<<<<

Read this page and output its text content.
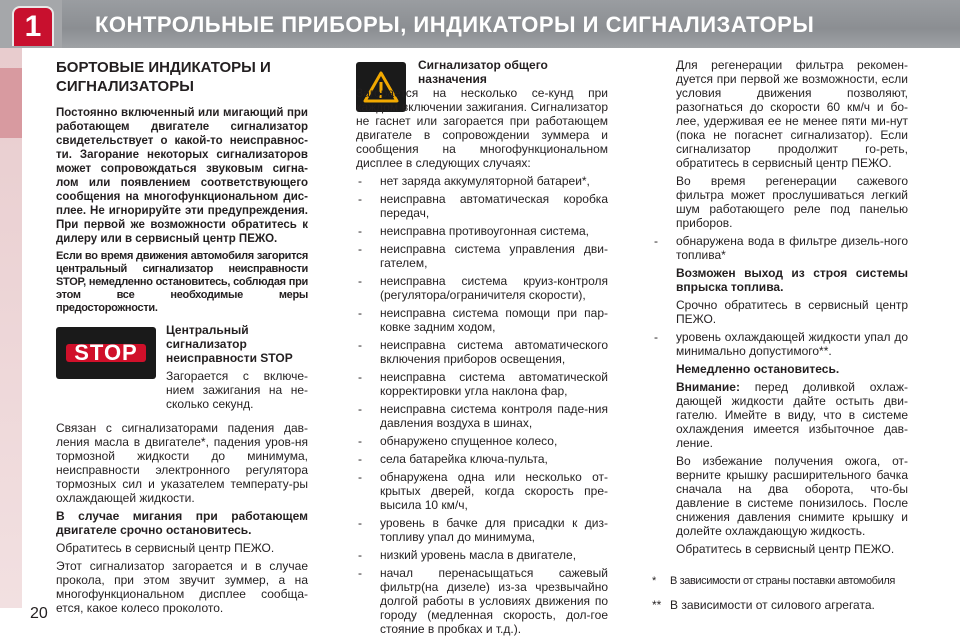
1 КОНТРОЛЬНЫЕ ПРИБОРЫ, ИНДИКАТОРЫ И СИГНАЛИЗАТОРЫ
20
БОРТОВЫЕ ИНДИКАТОРЫ И СИГНАЛИЗАТОРЫ

Постоянно включенный или мигающий при работающем двигателе сигнализатор свидетельствует о какой-то неисправнос-ти. Загорание некоторых сигнализаторов может сопровождаться звуковым сигна-лом или появлением соответствующего сообщения на многофункциональном дис-плее. Не игнорируйте эти предупреждения. При первой же возможности обратитесь к дилеру или в сервисный центр ПЕЖО.

Если во время движения автомобиля загорится центральный сигнализатор неисправности STOP, немедленно остановитесь, соблюдая при этом все необходимые меры предосторожности.

STOP
Центральный сигнализатор неисправности STOP

Загорается с включе-нием зажигания на не-сколько секунд.

Связан с сигнализаторами падения дав-ления масла в двигателе*, падения уров-ня тормозной жидкости до минимума, неисправности электронного регулятора тормозных сил и указателем температу-ры охлаждающей жидкости.

В случае мигания при работающем двигателе срочно остановитесь.

Обратитесь в сервисный центр ПЕЖО.

Этот сигнализатор загорается и в случае прокола, при этом звучит зуммер, а на многофункциональном дисплее сообща-ется, какое колесо проколото.

Сигнализатор общего назначения

Загорается на несколько се-кунд при каждом включении зажигания. Сигнализатор не гаснет или загорается при работающем двигателе в сопровождении зуммера и сообщения на многофункциональном дисплее в следующих случаях:

- нет заряда аккумуляторной батареи*,
- неисправна автоматическая коробка передач,
- неисправна противоугонная система,
- неисправна система управления дви-гателем,
- неисправна система круиз-контроля (регулятора/ограничителя скорости),
- неисправна система помощи при пар-ковке задним ходом,
- неисправна система автоматического включения приборов освещения,
- неисправна система автоматической корректировки угла наклона фар,
- неисправна система контроля паде-ния давления воздуха в шинах,
- обнаружено спущенное колесо,
- села батарейка ключа-пульта,
- обнаружена одна или несколько от-крытых дверей, когда скорость пре-высила 10 км/ч,
- уровень в бачке для присадки к диз-топливу упал до минимума,
- низкий уровень масла в двигателе,
- начал перенасыщаться сажевый фильтр(на дизеле) из-за чрезвычайно долгой работы в условиях движения по городу (медленная скорость, дол-гое стояние в пробках и т.д.).

Для регенерации фильтра рекомен-дуется при первой же возможности, если условия движения позволяют, разогнаться до скорости 60 км/ч и бо-лее, удерживая ее не менее пяти ми-нут (пока не погаснет сигнализатор). Если сигнализатор продолжит го-реть, обратитесь в сервисный центр ПЕЖО.

Во время регенерации сажевого фильтра может прослушиваться легкий шум работающего реле под панелью приборов.

- обнаружена вода в фильтре дизель-ного топлива*

Возможен выход из строя системы впрыска топлива.

Срочно обратитесь в сервисный центр ПЕЖО.

- уровень охлаждающей жидкости упал до минимально допустимого**.

Немедленно остановитесь.

Внимание: перед доливкой охлаж-дающей жидкости дайте остыть дви-гателю. Имейте в виду, что в системе охлаждения имеется избыточное дав-ление.

Во избежание получения ожога, от-верните крышку расширительного бачка сначала на два оборота, что-бы давление в системе понизилось. После снижения давления снимите крышку и долейте охлаждающую жидкость.

Обратитесь в сервисный центр ПЕЖО.

* В зависимости от страны поставки автомобиля
** В зависимости от силового агрегата.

>>>>

*WHAT THE TASK REQUIRES*.
Gather all lines of the records that include the word "система".

*TASK RESULT*.
- неисправна противоугонная система,
- неисправна система управления дви-гателем,
- неисправна система круиз-контроля (регулятора/ограничителя скорости),
- неисправна система помощи при пар-ковке задним ходом,
- неисправна система автоматического включения приборов освещения,
- неисправна система автоматической корректировки угла наклона фар,
- неисправна система контроля паде-ния давления воздуха в шинах,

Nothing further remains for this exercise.